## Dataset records
--

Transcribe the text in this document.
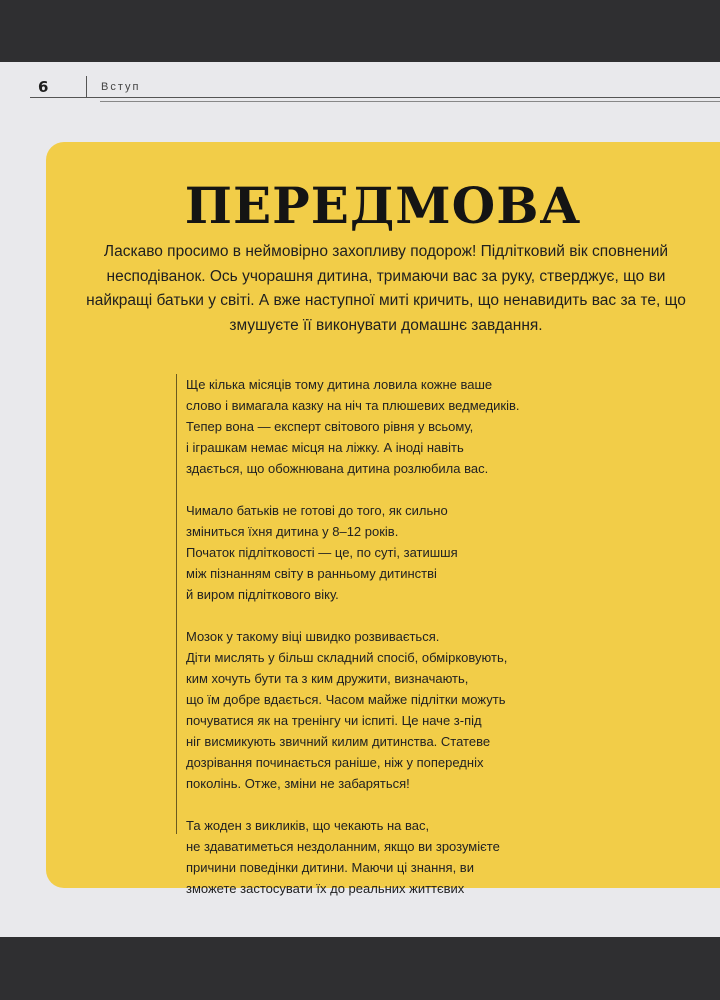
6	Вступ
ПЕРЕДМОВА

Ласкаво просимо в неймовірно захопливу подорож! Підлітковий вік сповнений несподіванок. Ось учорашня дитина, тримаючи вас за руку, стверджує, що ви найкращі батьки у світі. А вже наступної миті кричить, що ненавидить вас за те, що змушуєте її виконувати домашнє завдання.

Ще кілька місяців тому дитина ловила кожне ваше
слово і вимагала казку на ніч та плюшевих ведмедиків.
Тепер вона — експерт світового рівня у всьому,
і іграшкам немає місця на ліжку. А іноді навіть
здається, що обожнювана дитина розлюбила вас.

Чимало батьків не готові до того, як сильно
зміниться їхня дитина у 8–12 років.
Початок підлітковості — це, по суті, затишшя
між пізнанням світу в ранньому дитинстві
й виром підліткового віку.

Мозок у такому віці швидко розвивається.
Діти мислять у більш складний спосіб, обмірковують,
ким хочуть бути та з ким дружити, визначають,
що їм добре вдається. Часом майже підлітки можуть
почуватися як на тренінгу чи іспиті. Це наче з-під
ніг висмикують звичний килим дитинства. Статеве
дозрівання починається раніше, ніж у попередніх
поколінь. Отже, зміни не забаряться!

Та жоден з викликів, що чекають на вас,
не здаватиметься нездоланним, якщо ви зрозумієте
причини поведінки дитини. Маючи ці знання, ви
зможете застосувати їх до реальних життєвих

--

## Written request
Reproduce the material above verbatim; omit every picture.

## The solution
Transcribe the text in this document.
6	Вступ
ПЕРЕДМОВА

Ласкаво просимо в неймовірно захопливу подорож! Підлітковий вік сповнений несподіванок. Ось учорашня дитина, тримаючи вас за руку, стверджує, що ви найкращі батьки у світі. А вже наступної миті кричить, що ненавидить вас за те, що змушуєте її виконувати домашнє завдання.

Ще кілька місяців тому дитина ловила кожне ваше
слово і вимагала казку на ніч та плюшевих ведмедиків.
Тепер вона — експерт світового рівня у всьому,
і іграшкам немає місця на ліжку. А іноді навіть
здається, що обожнювана дитина розлюбила вас.

Чимало батьків не готові до того, як сильно
зміниться їхня дитина у 8–12 років.
Початок підлітковості — це, по суті, затишшя
між пізнанням світу в ранньому дитинстві
й виром підліткового віку.

Мозок у такому віці швидко розвивається.
Діти мислять у більш складний спосіб, обмірковують,
ким хочуть бути та з ким дружити, визначають,
що їм добре вдається. Часом майже підлітки можуть
почуватися як на тренінгу чи іспиті. Це наче з-під
ніг висмикують звичний килим дитинства. Статеве
дозрівання починається раніше, ніж у попередніх
поколінь. Отже, зміни не забаряться!

Та жоден з викликів, що чекають на вас,
не здаватиметься нездоланним, якщо ви зрозумієте
причини поведінки дитини. Маючи ці знання, ви
зможете застосувати їх до реальних життєвих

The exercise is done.